## DIRECTIONS
Every line of the material below must be repeated exactly.

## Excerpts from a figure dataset
-.-.-

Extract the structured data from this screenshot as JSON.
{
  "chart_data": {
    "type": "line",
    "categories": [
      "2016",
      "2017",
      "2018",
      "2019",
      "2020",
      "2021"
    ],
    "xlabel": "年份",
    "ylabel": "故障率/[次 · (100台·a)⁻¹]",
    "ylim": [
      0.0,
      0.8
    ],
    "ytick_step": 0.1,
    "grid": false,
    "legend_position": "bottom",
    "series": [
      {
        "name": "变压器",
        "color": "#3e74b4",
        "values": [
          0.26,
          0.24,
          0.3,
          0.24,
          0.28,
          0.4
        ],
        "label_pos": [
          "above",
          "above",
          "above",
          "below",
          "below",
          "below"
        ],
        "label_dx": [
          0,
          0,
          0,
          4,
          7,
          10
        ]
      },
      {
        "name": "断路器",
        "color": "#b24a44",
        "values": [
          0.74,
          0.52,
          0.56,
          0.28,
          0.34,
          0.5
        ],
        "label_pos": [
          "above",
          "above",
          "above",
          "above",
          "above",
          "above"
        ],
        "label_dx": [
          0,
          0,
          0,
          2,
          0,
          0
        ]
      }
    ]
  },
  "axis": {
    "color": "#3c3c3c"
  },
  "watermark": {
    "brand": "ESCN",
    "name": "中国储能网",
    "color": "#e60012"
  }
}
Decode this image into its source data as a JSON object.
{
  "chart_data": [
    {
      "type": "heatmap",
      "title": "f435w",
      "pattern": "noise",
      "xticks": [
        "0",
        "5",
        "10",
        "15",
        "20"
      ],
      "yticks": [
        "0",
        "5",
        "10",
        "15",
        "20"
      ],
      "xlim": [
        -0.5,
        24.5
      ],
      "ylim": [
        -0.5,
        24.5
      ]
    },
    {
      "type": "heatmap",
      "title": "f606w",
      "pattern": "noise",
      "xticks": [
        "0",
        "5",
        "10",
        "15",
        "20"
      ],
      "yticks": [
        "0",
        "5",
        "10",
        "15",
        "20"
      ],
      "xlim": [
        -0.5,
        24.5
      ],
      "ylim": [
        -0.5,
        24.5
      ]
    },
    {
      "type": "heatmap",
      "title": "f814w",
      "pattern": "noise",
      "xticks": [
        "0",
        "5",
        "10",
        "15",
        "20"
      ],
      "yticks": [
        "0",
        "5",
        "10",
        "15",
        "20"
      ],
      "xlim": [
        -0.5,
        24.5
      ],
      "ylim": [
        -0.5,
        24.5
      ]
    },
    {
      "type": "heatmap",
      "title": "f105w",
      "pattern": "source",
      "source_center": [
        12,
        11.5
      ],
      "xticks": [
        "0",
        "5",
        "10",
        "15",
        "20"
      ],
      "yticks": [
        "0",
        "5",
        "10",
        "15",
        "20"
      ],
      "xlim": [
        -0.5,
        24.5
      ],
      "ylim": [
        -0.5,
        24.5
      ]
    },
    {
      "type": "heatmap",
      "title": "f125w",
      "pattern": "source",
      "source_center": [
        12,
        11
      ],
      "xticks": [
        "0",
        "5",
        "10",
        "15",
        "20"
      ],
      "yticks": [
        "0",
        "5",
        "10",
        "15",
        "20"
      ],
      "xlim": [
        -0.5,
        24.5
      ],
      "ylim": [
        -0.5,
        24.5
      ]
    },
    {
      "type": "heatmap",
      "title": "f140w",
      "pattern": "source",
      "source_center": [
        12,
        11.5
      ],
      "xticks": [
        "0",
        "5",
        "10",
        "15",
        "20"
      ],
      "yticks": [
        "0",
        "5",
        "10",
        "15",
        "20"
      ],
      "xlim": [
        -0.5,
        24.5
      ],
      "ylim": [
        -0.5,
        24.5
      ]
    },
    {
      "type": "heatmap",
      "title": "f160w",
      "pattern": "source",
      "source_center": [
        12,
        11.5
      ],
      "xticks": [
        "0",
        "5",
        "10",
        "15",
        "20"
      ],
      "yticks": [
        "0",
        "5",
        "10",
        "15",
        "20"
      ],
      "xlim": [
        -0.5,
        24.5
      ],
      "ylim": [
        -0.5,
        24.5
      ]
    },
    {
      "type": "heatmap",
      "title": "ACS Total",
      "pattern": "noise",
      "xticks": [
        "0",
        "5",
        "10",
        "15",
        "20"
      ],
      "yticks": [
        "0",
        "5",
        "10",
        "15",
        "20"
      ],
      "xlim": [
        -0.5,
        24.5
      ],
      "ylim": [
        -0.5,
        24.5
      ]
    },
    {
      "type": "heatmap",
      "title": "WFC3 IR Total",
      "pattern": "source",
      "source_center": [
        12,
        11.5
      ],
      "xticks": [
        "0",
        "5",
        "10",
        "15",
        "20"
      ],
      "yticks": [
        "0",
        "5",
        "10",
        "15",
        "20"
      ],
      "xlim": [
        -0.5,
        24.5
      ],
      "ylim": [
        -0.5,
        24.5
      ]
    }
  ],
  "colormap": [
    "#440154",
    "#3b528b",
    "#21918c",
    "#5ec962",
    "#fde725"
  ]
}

-.-.-

## EXERCISE OUTPUT
Extract the structured data from this screenshot as JSON.
{
  "chart_data": {
    "type": "line",
    "categories": [
      "2016",
      "2017",
      "2018",
      "2019",
      "2020",
      "2021"
    ],
    "xlabel": "年份",
    "ylabel": "故障率/[次 · (100台·a)⁻¹]",
    "ylim": [
      0.0,
      0.8
    ],
    "ytick_step": 0.1,
    "grid": false,
    "legend_position": "bottom",
    "series": [
      {
        "name": "变压器",
        "color": "#3e74b4",
        "values": [
          0.26,
          0.24,
          0.3,
          0.24,
          0.28,
          0.4
        ],
        "label_pos": [
          "above",
          "above",
          "above",
          "below",
          "below",
          "below"
        ],
        "label_dx": [
          0,
          0,
          0,
          4,
          7,
          10
        ]
      },
      {
        "name": "断路器",
        "color": "#b24a44",
        "values": [
          0.74,
          0.52,
          0.56,
          0.28,
          0.34,
          0.5
        ],
        "label_pos": [
          "above",
          "above",
          "above",
          "above",
          "above",
          "above"
        ],
        "label_dx": [
          0,
          0,
          0,
          2,
          0,
          0
        ]
      }
    ]
  },
  "axis": {
    "color": "#3c3c3c"
  },
  "watermark": {
    "brand": "ESCN",
    "name": "中国储能网",
    "color": "#e60012"
  }
}
Decode this image into its source data as a JSON object.
{
  "chart_data": [
    {
      "type": "heatmap",
      "title": "f435w",
      "pattern": "noise",
      "xticks": [
        "0",
        "5",
        "10",
        "15",
        "20"
      ],
      "yticks": [
        "0",
        "5",
        "10",
        "15",
        "20"
      ],
      "xlim": [
        -0.5,
        24.5
      ],
      "ylim": [
        -0.5,
        24.5
      ]
    },
    {
      "type": "heatmap",
      "title": "f606w",
      "pattern": "noise",
      "xticks": [
        "0",
        "5",
        "10",
        "15",
        "20"
      ],
      "yticks": [
        "0",
        "5",
        "10",
        "15",
        "20"
      ],
      "xlim": [
        -0.5,
        24.5
      ],
      "ylim": [
        -0.5,
        24.5
      ]
    },
    {
      "type": "heatmap",
      "title": "f814w",
      "pattern": "noise",
      "xticks": [
        "0",
        "5",
        "10",
        "15",
        "20"
      ],
      "yticks": [
        "0",
        "5",
        "10",
        "15",
        "20"
      ],
      "xlim": [
        -0.5,
        24.5
      ],
      "ylim": [
        -0.5,
        24.5
      ]
    },
    {
      "type": "heatmap",
      "title": "f105w",
      "pattern": "source",
      "source_center": [
        12,
        11.5
      ],
      "xticks": [
        "0",
        "5",
        "10",
        "15",
        "20"
      ],
      "yticks": [
        "0",
        "5",
        "10",
        "15",
        "20"
      ],
      "xlim": [
        -0.5,
        24.5
      ],
      "ylim": [
        -0.5,
        24.5
      ]
    },
    {
      "type": "heatmap",
      "title": "f125w",
      "pattern": "source",
      "source_center": [
        12,
        11
      ],
      "xticks": [
        "0",
        "5",
        "10",
        "15",
        "20"
      ],
      "yticks": [
        "0",
        "5",
        "10",
        "15",
        "20"
      ],
      "xlim": [
        -0.5,
        24.5
      ],
      "ylim": [
        -0.5,
        24.5
      ]
    },
    {
      "type": "heatmap",
      "title": "f140w",
      "pattern": "source",
      "source_center": [
        12,
        11.5
      ],
      "xticks": [
        "0",
        "5",
        "10",
        "15",
        "20"
      ],
      "yticks": [
        "0",
        "5",
        "10",
        "15",
        "20"
      ],
      "xlim": [
        -0.5,
        24.5
      ],
      "ylim": [
        -0.5,
        24.5
      ]
    },
    {
      "type": "heatmap",
      "title": "f160w",
      "pattern": "source",
      "source_center": [
        12,
        11.5
      ],
      "xticks": [
        "0",
        "5",
        "10",
        "15",
        "20"
      ],
      "yticks": [
        "0",
        "5",
        "10",
        "15",
        "20"
      ],
      "xlim": [
        -0.5,
        24.5
      ],
      "ylim": [
        -0.5,
        24.5
      ]
    },
    {
      "type": "heatmap",
      "title": "ACS Total",
      "pattern": "noise",
      "xticks": [
        "0",
        "5",
        "10",
        "15",
        "20"
      ],
      "yticks": [
        "0",
        "5",
        "10",
        "15",
        "20"
      ],
      "xlim": [
        -0.5,
        24.5
      ],
      "ylim": [
        -0.5,
        24.5
      ]
    },
    {
      "type": "heatmap",
      "title": "WFC3 IR Total",
      "pattern": "source",
      "source_center": [
        12,
        11.5
      ],
      "xticks": [
        "0",
        "5",
        "10",
        "15",
        "20"
      ],
      "yticks": [
        "0",
        "5",
        "10",
        "15",
        "20"
      ],
      "xlim": [
        -0.5,
        24.5
      ],
      "ylim": [
        -0.5,
        24.5
      ]
    }
  ],
  "colormap": [
    "#440154",
    "#3b528b",
    "#21918c",
    "#5ec962",
    "#fde725"
  ]
}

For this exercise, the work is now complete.